**Exercise**
Please transcribe the records precisely; pictures stay out of your copy.

**Input rows**
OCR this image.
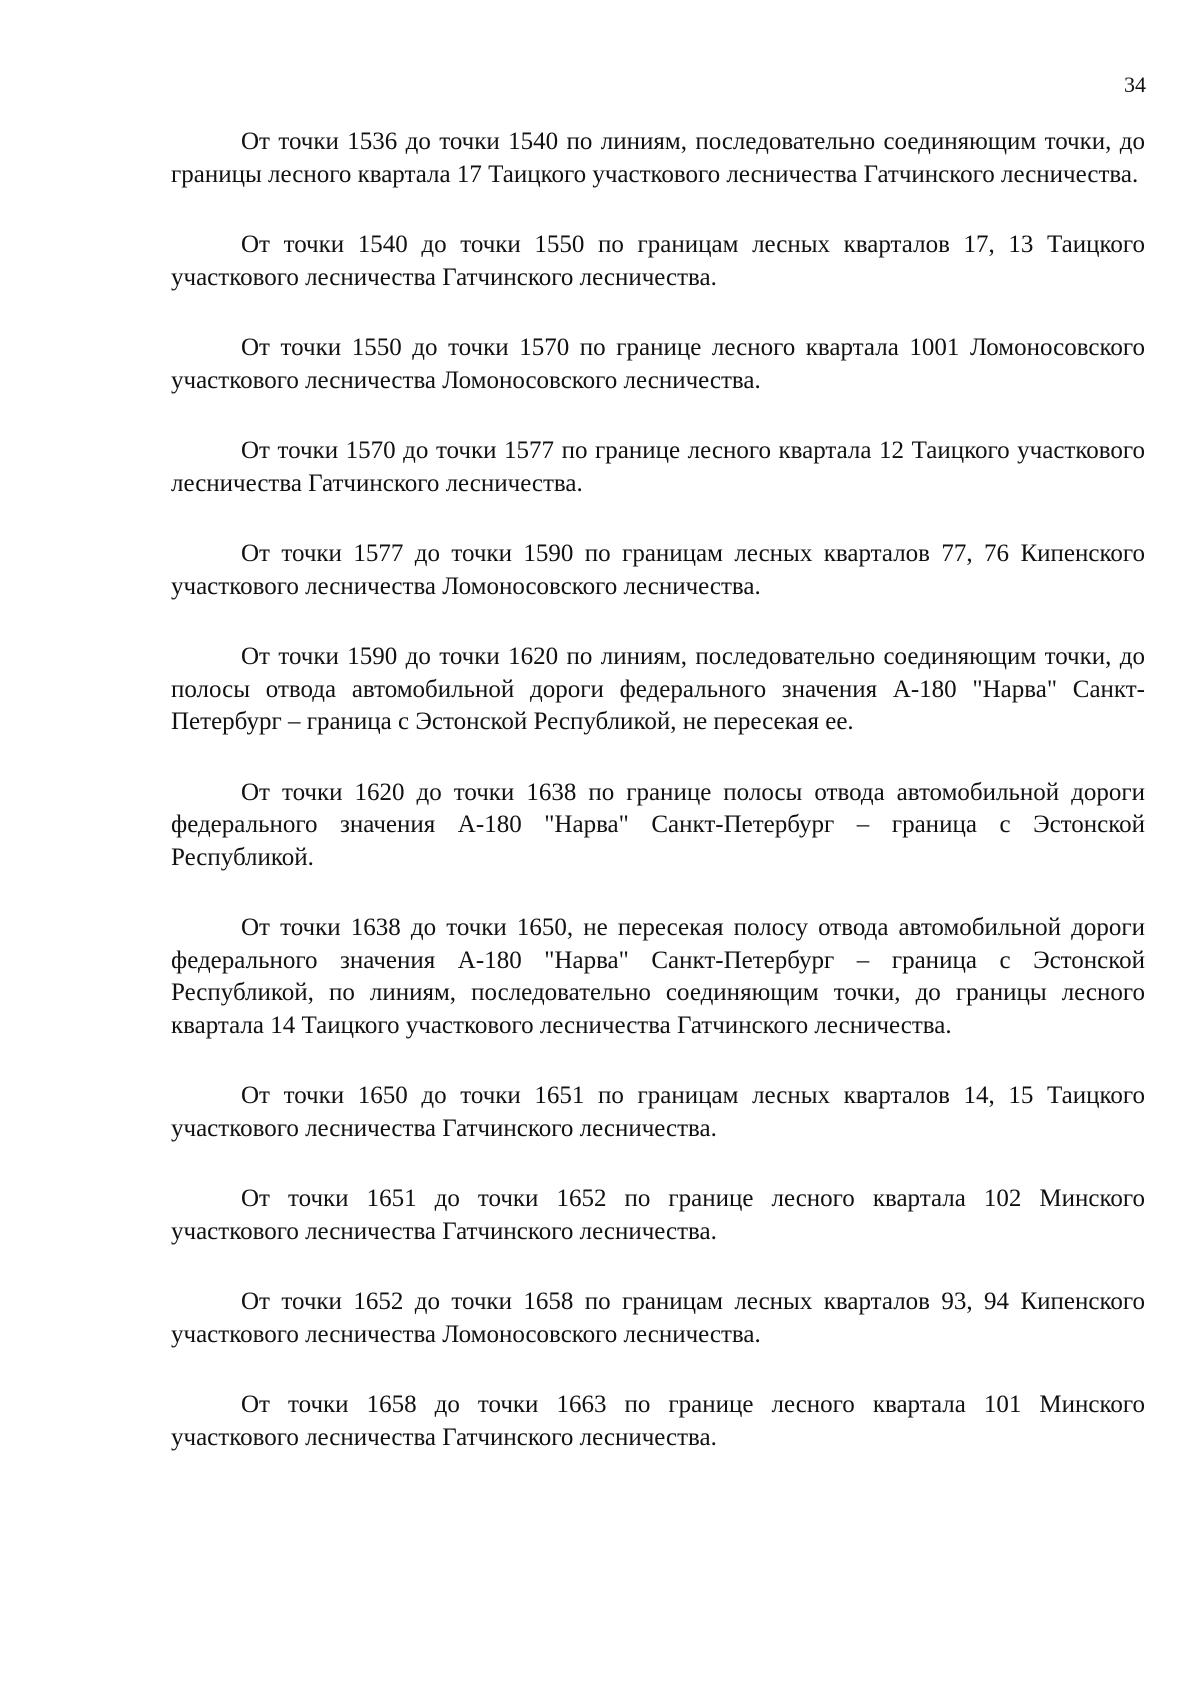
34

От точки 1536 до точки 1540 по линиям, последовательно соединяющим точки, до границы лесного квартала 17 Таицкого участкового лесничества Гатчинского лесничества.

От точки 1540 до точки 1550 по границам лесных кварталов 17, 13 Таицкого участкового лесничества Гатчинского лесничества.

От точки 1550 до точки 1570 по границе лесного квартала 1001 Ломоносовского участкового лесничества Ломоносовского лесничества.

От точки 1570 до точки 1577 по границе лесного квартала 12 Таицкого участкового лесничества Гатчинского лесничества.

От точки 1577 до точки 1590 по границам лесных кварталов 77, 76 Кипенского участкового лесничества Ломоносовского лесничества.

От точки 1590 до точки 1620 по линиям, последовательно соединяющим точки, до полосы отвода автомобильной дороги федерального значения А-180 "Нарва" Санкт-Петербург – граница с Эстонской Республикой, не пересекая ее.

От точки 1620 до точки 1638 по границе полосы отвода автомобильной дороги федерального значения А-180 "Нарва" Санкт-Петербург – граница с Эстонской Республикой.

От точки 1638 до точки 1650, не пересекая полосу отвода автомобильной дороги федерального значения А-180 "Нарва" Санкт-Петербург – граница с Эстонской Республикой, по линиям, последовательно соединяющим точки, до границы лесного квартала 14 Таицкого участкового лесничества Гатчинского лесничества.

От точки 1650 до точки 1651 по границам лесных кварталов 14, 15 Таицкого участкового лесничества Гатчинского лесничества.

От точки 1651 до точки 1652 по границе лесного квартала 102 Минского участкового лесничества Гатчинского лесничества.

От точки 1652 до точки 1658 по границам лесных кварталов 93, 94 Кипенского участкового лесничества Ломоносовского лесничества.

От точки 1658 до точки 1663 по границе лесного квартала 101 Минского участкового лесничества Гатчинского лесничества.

**Result of this exercise**
OCR this image.
34

От точки 1536 до точки 1540 по линиям, последовательно соединяющим точки, до границы лесного квартала 17 Таицкого участкового лесничества Гатчинского лесничества.

От точки 1540 до точки 1550 по границам лесных кварталов 17, 13 Таицкого участкового лесничества Гатчинского лесничества.

От точки 1550 до точки 1570 по границе лесного квартала 1001 Ломоносовского участкового лесничества Ломоносовского лесничества.

От точки 1570 до точки 1577 по границе лесного квартала 12 Таицкого участкового лесничества Гатчинского лесничества.

От точки 1577 до точки 1590 по границам лесных кварталов 77, 76 Кипенского участкового лесничества Ломоносовского лесничества.

От точки 1590 до точки 1620 по линиям, последовательно соединяющим точки, до полосы отвода автомобильной дороги федерального значения А-180 "Нарва" Санкт-Петербург – граница с Эстонской Республикой, не пересекая ее.

От точки 1620 до точки 1638 по границе полосы отвода автомобильной дороги федерального значения А-180 "Нарва" Санкт-Петербург – граница с Эстонской Республикой.

От точки 1638 до точки 1650, не пересекая полосу отвода автомобильной дороги федерального значения А-180 "Нарва" Санкт-Петербург – граница с Эстонской Республикой, по линиям, последовательно соединяющим точки, до границы лесного квартала 14 Таицкого участкового лесничества Гатчинского лесничества.

От точки 1650 до точки 1651 по границам лесных кварталов 14, 15 Таицкого участкового лесничества Гатчинского лесничества.

От точки 1651 до точки 1652 по границе лесного квартала 102 Минского участкового лесничества Гатчинского лесничества.

От точки 1652 до точки 1658 по границам лесных кварталов 93, 94 Кипенского участкового лесничества Ломоносовского лесничества.

От точки 1658 до точки 1663 по границе лесного квартала 101 Минского участкового лесничества Гатчинского лесничества.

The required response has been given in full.